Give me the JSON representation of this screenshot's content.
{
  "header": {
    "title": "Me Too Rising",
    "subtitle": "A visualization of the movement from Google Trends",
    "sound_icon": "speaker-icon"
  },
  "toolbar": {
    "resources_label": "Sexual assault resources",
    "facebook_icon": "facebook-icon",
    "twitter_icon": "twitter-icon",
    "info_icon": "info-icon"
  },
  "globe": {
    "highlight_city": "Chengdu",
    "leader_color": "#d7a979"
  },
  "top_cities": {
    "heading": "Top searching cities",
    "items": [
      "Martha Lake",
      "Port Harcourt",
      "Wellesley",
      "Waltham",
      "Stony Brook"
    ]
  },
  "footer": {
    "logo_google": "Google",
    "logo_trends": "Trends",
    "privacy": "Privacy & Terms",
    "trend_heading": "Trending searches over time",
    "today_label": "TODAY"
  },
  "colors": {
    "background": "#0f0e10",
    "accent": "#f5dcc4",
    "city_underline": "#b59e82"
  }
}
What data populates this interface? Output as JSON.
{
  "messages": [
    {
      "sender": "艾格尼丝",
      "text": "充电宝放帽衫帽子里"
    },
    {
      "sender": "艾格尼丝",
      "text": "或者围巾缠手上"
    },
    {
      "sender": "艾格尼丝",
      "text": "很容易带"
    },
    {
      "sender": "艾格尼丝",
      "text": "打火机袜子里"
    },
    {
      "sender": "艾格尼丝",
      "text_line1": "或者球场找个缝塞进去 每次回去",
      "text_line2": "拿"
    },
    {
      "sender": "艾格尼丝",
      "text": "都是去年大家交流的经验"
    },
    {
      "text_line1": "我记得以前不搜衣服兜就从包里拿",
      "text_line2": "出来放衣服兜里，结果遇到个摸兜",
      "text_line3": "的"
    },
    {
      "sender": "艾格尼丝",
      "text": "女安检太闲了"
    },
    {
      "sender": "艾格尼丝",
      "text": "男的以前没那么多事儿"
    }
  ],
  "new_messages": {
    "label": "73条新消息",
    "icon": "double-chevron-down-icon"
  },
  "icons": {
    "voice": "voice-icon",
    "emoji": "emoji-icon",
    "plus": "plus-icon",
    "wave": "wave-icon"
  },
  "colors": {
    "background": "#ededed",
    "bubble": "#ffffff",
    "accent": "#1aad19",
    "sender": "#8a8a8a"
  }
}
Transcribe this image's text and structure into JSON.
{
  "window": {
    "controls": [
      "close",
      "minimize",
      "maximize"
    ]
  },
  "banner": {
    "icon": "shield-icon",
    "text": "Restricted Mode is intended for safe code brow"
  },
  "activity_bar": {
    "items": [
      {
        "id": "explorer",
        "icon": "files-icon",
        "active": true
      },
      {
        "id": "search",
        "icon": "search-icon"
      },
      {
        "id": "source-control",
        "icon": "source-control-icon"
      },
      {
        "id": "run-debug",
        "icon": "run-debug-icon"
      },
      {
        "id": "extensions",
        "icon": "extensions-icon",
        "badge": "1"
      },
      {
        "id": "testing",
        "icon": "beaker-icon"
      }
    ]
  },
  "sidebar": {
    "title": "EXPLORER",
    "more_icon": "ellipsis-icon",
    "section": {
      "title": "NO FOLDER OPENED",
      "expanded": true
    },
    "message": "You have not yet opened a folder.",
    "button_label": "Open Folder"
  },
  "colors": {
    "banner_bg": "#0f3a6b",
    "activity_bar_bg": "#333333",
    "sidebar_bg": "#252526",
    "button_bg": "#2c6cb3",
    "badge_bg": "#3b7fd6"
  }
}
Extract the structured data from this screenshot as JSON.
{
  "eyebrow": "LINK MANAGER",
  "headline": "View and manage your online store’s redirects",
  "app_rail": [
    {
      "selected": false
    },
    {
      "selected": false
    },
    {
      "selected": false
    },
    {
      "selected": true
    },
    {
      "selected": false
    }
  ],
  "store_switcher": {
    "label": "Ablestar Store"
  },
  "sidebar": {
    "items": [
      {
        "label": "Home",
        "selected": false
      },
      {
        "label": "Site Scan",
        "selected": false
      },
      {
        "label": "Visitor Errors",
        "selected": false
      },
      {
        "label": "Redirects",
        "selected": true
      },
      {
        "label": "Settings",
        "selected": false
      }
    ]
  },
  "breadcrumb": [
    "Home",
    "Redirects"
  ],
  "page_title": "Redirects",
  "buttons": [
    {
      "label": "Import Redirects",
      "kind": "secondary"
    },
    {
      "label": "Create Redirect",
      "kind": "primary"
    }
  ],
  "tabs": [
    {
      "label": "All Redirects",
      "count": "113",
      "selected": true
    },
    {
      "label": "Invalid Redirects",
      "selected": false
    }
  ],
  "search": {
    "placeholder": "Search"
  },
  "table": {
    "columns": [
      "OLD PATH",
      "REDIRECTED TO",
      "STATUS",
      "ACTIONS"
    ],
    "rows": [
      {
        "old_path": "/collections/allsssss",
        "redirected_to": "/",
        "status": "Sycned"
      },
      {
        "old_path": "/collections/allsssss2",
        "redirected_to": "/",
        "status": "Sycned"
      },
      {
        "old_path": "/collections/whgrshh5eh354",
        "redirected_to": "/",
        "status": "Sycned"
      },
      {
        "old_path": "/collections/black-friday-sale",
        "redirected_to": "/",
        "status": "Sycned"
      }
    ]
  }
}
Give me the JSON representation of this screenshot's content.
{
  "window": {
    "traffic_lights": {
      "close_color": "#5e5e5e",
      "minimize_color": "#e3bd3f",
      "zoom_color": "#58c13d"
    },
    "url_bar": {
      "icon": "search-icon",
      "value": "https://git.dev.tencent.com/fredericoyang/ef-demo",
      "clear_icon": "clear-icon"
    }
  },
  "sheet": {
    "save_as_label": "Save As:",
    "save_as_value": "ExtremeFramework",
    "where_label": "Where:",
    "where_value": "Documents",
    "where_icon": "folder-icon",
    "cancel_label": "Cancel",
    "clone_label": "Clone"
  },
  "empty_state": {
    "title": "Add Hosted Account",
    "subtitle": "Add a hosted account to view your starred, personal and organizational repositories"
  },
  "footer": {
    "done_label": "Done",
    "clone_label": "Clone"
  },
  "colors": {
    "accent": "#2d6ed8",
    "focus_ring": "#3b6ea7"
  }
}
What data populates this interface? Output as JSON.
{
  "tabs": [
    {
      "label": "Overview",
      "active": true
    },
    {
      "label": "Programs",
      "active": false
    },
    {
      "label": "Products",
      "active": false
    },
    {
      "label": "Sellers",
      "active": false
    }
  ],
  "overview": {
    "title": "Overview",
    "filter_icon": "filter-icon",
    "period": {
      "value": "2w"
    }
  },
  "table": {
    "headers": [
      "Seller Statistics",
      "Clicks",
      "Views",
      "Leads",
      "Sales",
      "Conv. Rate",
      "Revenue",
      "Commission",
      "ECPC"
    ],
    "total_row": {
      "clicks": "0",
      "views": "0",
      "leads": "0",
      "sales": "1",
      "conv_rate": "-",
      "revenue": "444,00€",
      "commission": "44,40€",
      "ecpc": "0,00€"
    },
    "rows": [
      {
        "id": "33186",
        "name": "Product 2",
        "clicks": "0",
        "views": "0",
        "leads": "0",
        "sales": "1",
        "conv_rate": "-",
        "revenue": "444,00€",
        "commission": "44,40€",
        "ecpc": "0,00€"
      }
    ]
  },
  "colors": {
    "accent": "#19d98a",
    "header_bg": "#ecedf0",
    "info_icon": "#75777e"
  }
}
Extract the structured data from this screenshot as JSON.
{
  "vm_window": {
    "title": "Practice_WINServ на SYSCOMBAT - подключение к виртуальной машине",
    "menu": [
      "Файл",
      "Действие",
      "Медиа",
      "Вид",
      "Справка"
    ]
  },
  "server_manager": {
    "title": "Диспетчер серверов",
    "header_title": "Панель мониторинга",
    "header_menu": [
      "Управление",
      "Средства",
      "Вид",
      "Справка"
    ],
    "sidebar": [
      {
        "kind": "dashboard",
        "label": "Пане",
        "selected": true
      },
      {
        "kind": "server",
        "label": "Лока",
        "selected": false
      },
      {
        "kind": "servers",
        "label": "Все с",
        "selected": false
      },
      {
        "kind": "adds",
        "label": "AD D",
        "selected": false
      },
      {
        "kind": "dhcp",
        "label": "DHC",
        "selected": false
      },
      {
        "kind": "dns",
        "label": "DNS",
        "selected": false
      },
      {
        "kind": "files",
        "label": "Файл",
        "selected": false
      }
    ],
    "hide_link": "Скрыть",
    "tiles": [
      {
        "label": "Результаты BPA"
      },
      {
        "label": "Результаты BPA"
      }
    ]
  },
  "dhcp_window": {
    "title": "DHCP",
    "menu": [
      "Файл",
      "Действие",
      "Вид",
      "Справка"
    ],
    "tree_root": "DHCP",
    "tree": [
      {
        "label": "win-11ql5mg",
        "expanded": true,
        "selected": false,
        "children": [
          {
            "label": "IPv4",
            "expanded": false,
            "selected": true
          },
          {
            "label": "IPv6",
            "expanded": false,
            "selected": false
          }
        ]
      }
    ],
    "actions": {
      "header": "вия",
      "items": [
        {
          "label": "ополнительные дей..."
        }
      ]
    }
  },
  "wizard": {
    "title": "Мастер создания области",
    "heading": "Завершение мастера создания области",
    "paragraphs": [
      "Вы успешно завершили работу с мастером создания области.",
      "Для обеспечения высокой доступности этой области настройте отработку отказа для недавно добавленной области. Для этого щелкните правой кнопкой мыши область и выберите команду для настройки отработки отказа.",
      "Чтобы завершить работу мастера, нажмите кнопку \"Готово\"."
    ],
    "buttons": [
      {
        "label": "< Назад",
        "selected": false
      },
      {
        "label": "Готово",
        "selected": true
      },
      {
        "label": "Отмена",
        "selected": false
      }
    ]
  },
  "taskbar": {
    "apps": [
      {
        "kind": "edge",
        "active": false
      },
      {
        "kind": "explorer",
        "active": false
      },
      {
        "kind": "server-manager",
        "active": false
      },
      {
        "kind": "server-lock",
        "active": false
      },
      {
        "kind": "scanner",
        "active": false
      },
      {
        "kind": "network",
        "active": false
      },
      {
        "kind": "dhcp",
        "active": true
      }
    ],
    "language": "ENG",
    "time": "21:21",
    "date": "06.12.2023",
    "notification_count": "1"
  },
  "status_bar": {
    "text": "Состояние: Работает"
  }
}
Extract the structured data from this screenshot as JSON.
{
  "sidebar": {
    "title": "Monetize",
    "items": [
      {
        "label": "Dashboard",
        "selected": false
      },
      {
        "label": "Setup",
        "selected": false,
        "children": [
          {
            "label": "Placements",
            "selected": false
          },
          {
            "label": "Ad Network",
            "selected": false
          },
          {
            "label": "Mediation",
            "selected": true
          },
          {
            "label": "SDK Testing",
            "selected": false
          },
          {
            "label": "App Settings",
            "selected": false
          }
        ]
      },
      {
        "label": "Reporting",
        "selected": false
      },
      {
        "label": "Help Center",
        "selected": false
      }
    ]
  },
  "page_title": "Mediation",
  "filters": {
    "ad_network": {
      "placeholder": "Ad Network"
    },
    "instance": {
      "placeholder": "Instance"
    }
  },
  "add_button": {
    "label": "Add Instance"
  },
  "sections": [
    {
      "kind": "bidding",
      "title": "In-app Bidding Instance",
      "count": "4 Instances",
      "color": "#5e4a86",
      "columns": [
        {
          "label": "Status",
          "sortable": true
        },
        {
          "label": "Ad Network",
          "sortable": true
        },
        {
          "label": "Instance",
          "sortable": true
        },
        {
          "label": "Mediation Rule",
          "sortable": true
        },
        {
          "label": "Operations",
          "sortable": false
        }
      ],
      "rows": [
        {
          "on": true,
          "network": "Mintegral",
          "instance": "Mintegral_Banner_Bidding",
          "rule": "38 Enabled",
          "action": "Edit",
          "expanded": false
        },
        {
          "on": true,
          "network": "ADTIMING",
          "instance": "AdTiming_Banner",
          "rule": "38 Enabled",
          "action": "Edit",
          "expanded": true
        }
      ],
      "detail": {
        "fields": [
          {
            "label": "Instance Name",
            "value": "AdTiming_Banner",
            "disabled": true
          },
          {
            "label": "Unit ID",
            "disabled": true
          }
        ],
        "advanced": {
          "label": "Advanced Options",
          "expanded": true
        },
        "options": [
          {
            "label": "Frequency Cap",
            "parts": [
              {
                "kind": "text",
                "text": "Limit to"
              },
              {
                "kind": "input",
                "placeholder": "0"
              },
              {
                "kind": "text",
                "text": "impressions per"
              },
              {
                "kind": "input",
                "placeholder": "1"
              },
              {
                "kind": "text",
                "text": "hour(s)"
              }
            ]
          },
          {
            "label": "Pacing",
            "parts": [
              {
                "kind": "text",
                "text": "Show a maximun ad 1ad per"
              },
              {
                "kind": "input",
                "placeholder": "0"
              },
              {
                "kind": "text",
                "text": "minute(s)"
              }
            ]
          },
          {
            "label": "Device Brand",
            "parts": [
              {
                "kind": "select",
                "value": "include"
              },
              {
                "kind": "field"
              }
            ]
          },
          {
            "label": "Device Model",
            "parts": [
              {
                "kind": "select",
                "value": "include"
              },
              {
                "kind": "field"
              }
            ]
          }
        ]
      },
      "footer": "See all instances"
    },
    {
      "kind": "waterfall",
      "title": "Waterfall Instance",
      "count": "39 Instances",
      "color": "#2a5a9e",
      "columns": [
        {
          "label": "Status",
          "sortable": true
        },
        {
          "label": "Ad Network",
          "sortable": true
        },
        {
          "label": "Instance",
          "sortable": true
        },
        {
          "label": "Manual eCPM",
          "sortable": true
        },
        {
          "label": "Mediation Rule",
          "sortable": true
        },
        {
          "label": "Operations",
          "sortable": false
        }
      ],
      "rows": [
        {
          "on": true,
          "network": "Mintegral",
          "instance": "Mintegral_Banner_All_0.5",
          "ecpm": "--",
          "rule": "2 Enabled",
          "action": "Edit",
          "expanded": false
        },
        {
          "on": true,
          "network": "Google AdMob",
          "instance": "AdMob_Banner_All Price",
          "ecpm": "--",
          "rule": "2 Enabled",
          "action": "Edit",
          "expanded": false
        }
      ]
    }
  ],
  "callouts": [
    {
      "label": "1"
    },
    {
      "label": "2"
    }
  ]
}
■ ■ ■ ■ ■
### WHAT NEEDS TO BE DONE
Search the data for the word "создания" and copy each line where it appears.

### SOLUTION
    "title": "Мастер создания области",
    "heading": "Завершение мастера создания области",
      "Вы успешно завершили работу с мастером создания области.",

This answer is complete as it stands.